_TASK OBJECTIVE_
Reproduce all the entries exactly.

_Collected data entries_
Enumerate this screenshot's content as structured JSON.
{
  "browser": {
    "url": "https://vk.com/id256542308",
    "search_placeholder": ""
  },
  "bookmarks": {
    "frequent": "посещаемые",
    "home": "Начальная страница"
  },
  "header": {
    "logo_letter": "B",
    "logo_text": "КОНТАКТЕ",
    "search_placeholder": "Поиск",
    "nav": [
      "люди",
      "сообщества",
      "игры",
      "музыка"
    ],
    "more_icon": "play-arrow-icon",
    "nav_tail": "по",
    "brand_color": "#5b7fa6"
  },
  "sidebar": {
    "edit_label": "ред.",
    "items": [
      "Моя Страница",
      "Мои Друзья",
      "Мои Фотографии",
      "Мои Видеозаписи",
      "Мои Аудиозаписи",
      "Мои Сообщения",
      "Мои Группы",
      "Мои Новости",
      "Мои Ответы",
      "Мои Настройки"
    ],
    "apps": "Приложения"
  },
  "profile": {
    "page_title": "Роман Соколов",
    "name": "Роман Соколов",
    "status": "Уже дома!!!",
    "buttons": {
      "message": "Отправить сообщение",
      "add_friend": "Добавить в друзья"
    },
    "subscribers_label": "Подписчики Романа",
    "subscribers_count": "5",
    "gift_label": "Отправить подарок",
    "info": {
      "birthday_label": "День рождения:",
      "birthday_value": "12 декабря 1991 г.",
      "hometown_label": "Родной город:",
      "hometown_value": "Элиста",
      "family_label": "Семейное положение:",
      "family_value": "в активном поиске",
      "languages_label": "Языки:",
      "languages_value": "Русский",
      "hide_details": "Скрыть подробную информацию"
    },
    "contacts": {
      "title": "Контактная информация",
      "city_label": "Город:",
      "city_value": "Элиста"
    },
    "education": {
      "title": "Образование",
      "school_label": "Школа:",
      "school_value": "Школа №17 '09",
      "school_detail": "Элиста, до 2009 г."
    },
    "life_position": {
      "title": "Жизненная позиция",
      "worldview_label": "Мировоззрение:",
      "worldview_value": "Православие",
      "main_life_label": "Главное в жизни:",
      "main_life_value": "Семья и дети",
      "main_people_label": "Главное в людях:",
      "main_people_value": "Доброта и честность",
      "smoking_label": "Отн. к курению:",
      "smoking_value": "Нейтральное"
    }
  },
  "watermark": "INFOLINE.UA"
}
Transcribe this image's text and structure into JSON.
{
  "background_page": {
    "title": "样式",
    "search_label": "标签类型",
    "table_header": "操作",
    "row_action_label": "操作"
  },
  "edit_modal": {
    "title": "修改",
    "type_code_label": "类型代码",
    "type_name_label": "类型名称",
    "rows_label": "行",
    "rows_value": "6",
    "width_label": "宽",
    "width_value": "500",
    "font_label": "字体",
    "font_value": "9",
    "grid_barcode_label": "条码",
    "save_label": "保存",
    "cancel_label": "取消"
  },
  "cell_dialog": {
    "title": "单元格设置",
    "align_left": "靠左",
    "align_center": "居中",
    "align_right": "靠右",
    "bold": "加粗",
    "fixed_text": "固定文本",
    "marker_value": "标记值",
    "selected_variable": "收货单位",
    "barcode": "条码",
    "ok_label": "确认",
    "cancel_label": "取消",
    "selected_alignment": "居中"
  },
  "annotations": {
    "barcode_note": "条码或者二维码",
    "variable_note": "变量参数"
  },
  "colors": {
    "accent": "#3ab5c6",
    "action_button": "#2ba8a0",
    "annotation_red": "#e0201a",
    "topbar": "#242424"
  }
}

_EXERCISE ANSWER_
Enumerate this screenshot's content as structured JSON.
{
  "browser": {
    "url": "https://vk.com/id256542308",
    "search_placeholder": ""
  },
  "bookmarks": {
    "frequent": "посещаемые",
    "home": "Начальная страница"
  },
  "header": {
    "logo_letter": "B",
    "logo_text": "КОНТАКТЕ",
    "search_placeholder": "Поиск",
    "nav": [
      "люди",
      "сообщества",
      "игры",
      "музыка"
    ],
    "more_icon": "play-arrow-icon",
    "nav_tail": "по",
    "brand_color": "#5b7fa6"
  },
  "sidebar": {
    "edit_label": "ред.",
    "items": [
      "Моя Страница",
      "Мои Друзья",
      "Мои Фотографии",
      "Мои Видеозаписи",
      "Мои Аудиозаписи",
      "Мои Сообщения",
      "Мои Группы",
      "Мои Новости",
      "Мои Ответы",
      "Мои Настройки"
    ],
    "apps": "Приложения"
  },
  "profile": {
    "page_title": "Роман Соколов",
    "name": "Роман Соколов",
    "status": "Уже дома!!!",
    "buttons": {
      "message": "Отправить сообщение",
      "add_friend": "Добавить в друзья"
    },
    "subscribers_label": "Подписчики Романа",
    "subscribers_count": "5",
    "gift_label": "Отправить подарок",
    "info": {
      "birthday_label": "День рождения:",
      "birthday_value": "12 декабря 1991 г.",
      "hometown_label": "Родной город:",
      "hometown_value": "Элиста",
      "family_label": "Семейное положение:",
      "family_value": "в активном поиске",
      "languages_label": "Языки:",
      "languages_value": "Русский",
      "hide_details": "Скрыть подробную информацию"
    },
    "contacts": {
      "title": "Контактная информация",
      "city_label": "Город:",
      "city_value": "Элиста"
    },
    "education": {
      "title": "Образование",
      "school_label": "Школа:",
      "school_value": "Школа №17 '09",
      "school_detail": "Элиста, до 2009 г."
    },
    "life_position": {
      "title": "Жизненная позиция",
      "worldview_label": "Мировоззрение:",
      "worldview_value": "Православие",
      "main_life_label": "Главное в жизни:",
      "main_life_value": "Семья и дети",
      "main_people_label": "Главное в людях:",
      "main_people_value": "Доброта и честность",
      "smoking_label": "Отн. к курению:",
      "smoking_value": "Нейтральное"
    }
  },
  "watermark": "INFOLINE.UA"
}
Transcribe this image's text and structure into JSON.
{
  "background_page": {
    "title": "样式",
    "search_label": "标签类型",
    "table_header": "操作",
    "row_action_label": "操作"
  },
  "edit_modal": {
    "title": "修改",
    "type_code_label": "类型代码",
    "type_name_label": "类型名称",
    "rows_label": "行",
    "rows_value": "6",
    "width_label": "宽",
    "width_value": "500",
    "font_label": "字体",
    "font_value": "9",
    "grid_barcode_label": "条码",
    "save_label": "保存",
    "cancel_label": "取消"
  },
  "cell_dialog": {
    "title": "单元格设置",
    "align_left": "靠左",
    "align_center": "居中",
    "align_right": "靠右",
    "bold": "加粗",
    "fixed_text": "固定文本",
    "marker_value": "标记值",
    "selected_variable": "收货单位",
    "barcode": "条码",
    "ok_label": "确认",
    "cancel_label": "取消",
    "selected_alignment": "居中"
  },
  "annotations": {
    "barcode_note": "条码或者二维码",
    "variable_note": "变量参数"
  },
  "colors": {
    "accent": "#3ab5c6",
    "action_button": "#2ba8a0",
    "annotation_red": "#e0201a",
    "topbar": "#242424"
  }
}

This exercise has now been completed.